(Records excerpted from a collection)
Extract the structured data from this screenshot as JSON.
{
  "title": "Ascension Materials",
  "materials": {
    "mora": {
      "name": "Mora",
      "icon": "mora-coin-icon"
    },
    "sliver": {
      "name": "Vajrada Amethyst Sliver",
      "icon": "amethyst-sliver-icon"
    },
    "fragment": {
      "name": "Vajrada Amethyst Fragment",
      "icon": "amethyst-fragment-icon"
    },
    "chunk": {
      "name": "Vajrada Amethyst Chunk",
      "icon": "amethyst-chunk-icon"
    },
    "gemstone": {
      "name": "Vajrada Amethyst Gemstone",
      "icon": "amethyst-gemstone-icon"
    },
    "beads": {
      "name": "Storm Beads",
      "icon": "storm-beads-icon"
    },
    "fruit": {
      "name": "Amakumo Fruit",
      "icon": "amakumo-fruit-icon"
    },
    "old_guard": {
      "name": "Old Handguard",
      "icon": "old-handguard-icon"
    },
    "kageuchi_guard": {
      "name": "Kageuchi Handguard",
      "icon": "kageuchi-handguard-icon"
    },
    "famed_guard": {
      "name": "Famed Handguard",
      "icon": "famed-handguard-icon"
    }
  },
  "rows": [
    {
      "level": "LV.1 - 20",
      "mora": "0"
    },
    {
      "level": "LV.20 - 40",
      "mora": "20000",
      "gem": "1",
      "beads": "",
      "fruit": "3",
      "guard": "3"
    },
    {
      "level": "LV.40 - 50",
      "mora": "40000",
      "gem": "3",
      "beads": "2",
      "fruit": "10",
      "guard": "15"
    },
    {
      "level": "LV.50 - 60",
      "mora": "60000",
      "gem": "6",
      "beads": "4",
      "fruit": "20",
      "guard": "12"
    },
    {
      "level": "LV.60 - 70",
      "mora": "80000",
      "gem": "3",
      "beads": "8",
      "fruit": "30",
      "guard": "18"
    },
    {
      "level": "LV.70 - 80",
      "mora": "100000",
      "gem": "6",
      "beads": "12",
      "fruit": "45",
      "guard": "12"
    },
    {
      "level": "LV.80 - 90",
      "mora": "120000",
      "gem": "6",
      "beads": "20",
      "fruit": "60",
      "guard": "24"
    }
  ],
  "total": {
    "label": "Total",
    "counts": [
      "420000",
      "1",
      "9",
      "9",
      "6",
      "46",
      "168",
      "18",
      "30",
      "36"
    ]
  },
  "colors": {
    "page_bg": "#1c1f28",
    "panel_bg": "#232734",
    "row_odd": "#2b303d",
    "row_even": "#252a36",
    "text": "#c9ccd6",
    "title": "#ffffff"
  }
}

▸ **Exercise objective**
Repeat every line of the material exactly as given.

▸ **Task response**
Extract the structured data from this screenshot as JSON.
{
  "title": "Ascension Materials",
  "materials": {
    "mora": {
      "name": "Mora",
      "icon": "mora-coin-icon"
    },
    "sliver": {
      "name": "Vajrada Amethyst Sliver",
      "icon": "amethyst-sliver-icon"
    },
    "fragment": {
      "name": "Vajrada Amethyst Fragment",
      "icon": "amethyst-fragment-icon"
    },
    "chunk": {
      "name": "Vajrada Amethyst Chunk",
      "icon": "amethyst-chunk-icon"
    },
    "gemstone": {
      "name": "Vajrada Amethyst Gemstone",
      "icon": "amethyst-gemstone-icon"
    },
    "beads": {
      "name": "Storm Beads",
      "icon": "storm-beads-icon"
    },
    "fruit": {
      "name": "Amakumo Fruit",
      "icon": "amakumo-fruit-icon"
    },
    "old_guard": {
      "name": "Old Handguard",
      "icon": "old-handguard-icon"
    },
    "kageuchi_guard": {
      "name": "Kageuchi Handguard",
      "icon": "kageuchi-handguard-icon"
    },
    "famed_guard": {
      "name": "Famed Handguard",
      "icon": "famed-handguard-icon"
    }
  },
  "rows": [
    {
      "level": "LV.1 - 20",
      "mora": "0"
    },
    {
      "level": "LV.20 - 40",
      "mora": "20000",
      "gem": "1",
      "beads": "",
      "fruit": "3",
      "guard": "3"
    },
    {
      "level": "LV.40 - 50",
      "mora": "40000",
      "gem": "3",
      "beads": "2",
      "fruit": "10",
      "guard": "15"
    },
    {
      "level": "LV.50 - 60",
      "mora": "60000",
      "gem": "6",
      "beads": "4",
      "fruit": "20",
      "guard": "12"
    },
    {
      "level": "LV.60 - 70",
      "mora": "80000",
      "gem": "3",
      "beads": "8",
      "fruit": "30",
      "guard": "18"
    },
    {
      "level": "LV.70 - 80",
      "mora": "100000",
      "gem": "6",
      "beads": "12",
      "fruit": "45",
      "guard": "12"
    },
    {
      "level": "LV.80 - 90",
      "mora": "120000",
      "gem": "6",
      "beads": "20",
      "fruit": "60",
      "guard": "24"
    }
  ],
  "total": {
    "label": "Total",
    "counts": [
      "420000",
      "1",
      "9",
      "9",
      "6",
      "46",
      "168",
      "18",
      "30",
      "36"
    ]
  },
  "colors": {
    "page_bg": "#1c1f28",
    "panel_bg": "#232734",
    "row_odd": "#2b303d",
    "row_even": "#252a36",
    "text": "#c9ccd6",
    "title": "#ffffff"
  }
}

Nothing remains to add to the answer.